TRECHO EXTRAÍDO:
━━━━━━
Ademar de Oliveira (PT), Antônio Pera (PMDB), Antônio Pedro da Silva (PSD), Marly Dulcineia Santana (PSDB), Lucimir Alcides Uller de Bittencourt (PSDB) e Maurino da Cunha (PSDB) votaram favoráveis ao projeto e sacramentaram a aprovação. Para eles, diante do cenário financeiro nacional, a elevação do imposto municipal é a principal forma de incrementar a receita da Prefeitura para que ações na Saúde, Educação e futuros investimentos em infraestrutura sejam mantidos e desenvolvidos. "Melhorar a arrecadação nada mais é do que para investir na Saúde, em Obras e Educação, e esse é o meu entendimento", alegou Maurino.

Os percentuais que irão incidir sobre os novos valores venais - que a Prefeitura categorizou que ficaram em média 50% dos praticados pelo setor imobiliário - tiveram duas emendas para um percentual inicial menor e elevação dos prazos de progressão aprovadas. 

Com uma das emendas aprovadas, essa apresentada por Maurino da Cunha (PSDB), a alíquota para imóveis edificados inicia em 0,5% em 2018 e tem progressão até 2023: 0,6% (2019), 0,7% (2020), 0,8% (2021), 0,9% (2022) e 1% (2023). O presidente João Bento de Moraes (PSDB) também apresentou emenda, que reduziu a alíquota inicial dos imóveis não edificados em logradouros não pavimentados e também ampliou o período de progressão dos percentuais em imóveis não edificados em ruas já calçadas.
━━━━━━
DADOS FORNECIDOS:
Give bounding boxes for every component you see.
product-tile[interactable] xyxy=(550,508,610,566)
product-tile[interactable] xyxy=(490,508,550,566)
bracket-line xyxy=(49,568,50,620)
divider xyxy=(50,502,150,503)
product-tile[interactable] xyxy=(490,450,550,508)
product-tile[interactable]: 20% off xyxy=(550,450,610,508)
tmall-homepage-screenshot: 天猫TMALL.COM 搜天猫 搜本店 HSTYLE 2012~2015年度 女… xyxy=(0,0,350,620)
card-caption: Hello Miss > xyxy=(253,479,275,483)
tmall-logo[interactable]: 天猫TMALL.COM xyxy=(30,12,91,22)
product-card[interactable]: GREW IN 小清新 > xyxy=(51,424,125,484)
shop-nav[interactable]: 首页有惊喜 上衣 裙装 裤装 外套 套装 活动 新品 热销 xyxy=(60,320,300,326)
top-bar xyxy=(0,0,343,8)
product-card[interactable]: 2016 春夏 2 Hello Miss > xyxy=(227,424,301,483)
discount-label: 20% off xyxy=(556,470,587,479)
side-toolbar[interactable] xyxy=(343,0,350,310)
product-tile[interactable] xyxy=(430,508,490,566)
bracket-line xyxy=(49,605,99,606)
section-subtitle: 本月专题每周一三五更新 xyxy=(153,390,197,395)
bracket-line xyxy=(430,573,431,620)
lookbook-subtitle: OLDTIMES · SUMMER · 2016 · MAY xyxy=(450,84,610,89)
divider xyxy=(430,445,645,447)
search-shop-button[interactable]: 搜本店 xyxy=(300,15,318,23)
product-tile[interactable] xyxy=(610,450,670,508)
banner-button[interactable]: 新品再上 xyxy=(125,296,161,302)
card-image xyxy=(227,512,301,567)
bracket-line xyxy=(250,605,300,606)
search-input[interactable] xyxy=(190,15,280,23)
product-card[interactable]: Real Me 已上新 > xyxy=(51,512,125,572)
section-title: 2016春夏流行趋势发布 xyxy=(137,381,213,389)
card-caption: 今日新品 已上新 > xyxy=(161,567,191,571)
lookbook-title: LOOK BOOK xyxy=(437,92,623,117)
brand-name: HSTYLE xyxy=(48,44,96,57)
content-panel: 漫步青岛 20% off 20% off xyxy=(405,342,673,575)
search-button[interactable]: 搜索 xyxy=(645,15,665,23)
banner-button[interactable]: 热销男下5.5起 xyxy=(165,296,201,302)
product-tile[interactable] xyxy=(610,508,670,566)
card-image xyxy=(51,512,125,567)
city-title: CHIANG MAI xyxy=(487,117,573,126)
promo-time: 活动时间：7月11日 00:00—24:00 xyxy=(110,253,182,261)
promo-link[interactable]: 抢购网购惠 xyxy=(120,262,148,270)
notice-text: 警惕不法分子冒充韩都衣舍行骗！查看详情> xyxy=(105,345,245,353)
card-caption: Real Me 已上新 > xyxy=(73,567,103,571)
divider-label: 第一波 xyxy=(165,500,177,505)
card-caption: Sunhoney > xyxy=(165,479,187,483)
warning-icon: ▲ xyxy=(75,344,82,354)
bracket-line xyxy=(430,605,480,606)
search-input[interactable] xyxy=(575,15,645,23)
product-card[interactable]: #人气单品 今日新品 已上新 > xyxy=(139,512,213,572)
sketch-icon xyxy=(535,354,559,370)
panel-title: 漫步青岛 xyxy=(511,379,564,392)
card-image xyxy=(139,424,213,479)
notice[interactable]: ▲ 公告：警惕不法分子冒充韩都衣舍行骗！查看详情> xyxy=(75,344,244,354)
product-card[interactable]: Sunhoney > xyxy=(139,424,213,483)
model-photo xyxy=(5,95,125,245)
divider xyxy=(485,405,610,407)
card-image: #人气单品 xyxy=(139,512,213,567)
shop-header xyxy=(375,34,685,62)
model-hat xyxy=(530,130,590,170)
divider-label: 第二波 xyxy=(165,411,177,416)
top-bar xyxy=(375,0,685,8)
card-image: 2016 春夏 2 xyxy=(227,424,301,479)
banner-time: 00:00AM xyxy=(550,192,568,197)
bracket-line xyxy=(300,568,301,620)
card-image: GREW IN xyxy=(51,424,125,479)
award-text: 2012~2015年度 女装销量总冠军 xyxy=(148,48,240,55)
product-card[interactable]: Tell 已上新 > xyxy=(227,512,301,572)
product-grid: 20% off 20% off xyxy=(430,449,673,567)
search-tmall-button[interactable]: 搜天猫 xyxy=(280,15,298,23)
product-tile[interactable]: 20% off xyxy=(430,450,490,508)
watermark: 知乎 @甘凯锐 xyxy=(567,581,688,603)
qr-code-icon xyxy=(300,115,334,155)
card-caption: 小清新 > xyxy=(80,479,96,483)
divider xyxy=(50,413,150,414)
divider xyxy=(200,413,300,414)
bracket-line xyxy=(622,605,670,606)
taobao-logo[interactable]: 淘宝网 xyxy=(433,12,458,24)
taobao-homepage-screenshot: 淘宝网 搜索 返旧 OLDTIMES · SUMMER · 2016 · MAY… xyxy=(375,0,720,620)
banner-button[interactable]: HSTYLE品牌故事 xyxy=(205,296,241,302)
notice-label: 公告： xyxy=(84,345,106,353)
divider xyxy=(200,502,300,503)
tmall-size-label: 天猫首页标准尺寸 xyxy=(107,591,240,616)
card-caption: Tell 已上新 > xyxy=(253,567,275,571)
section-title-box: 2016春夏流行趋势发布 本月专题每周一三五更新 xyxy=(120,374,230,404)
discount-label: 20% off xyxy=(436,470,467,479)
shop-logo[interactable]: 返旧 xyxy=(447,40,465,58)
━━━━━━
VERIFIQUE SUA COMPREENSÃO:
• 1. Reproduza fielmente a parte do trecho sobre o imposto municipal que vai de "Ademar de Oliveira" a "de progressão aprovadas.".
• 2. Reescreva em forma de lista o parágrafo do trecho sobre o imposto municipal que começa com "Com uma das emendas aprovadas", preservando os fatos principais.
Os dados não têm nenhum papel nesta atividade.

RESULTADOS DO EXERCÍCIO:
• 1.
Ademar de Oliveira (PT), Antônio Pera (PMDB), Antônio Pedro da Silva (PSD), Marly Dulcineia Santana (PSDB), Lucimir Alcides Uller de Bittencourt (PSDB) e Maurino da Cunha (PSDB) votaram favoráveis ao projeto e sacramentaram a aprovação. Para eles, diante do cenário financeiro nacional, a elevação do imposto municipal é a principal forma de incrementar a receita da Prefeitura para que ações na Saúde, Educação e futuros investimentos em infraestrutura sejam mantidos e desenvolvidos. "Melhorar a arrecadação nada mais é do que para investir na Saúde, em Obras e Educação, e esse é o meu entendimento", alegou Maurino.

Os percentuais que irão incidir sobre os novos valores venais - que a Prefeitura categorizou que ficaram em média 50% dos praticados pelo setor imobiliário - tiveram duas emendas para um percentual inicial menor e elevação dos prazos de progressão aprovadas.

• 2.
- Emenda de Maurino da Cunha (PSDB): a alíquota para imóveis edificados começa em 0,5% em 2018 e sobe até 1% em 2023, passando por 0,6% (2019), 0,7% (2020), 0,8% (2021) e 0,9% (2022).
- Emenda do presidente João Bento de Moraes (PSDB): reduziu a alíquota inicial dos imóveis não edificados em logradouros não pavimentados.
- A mesma emenda ampliou o período de progressão dos percentuais para imóveis não edificados em ruas já calçadas.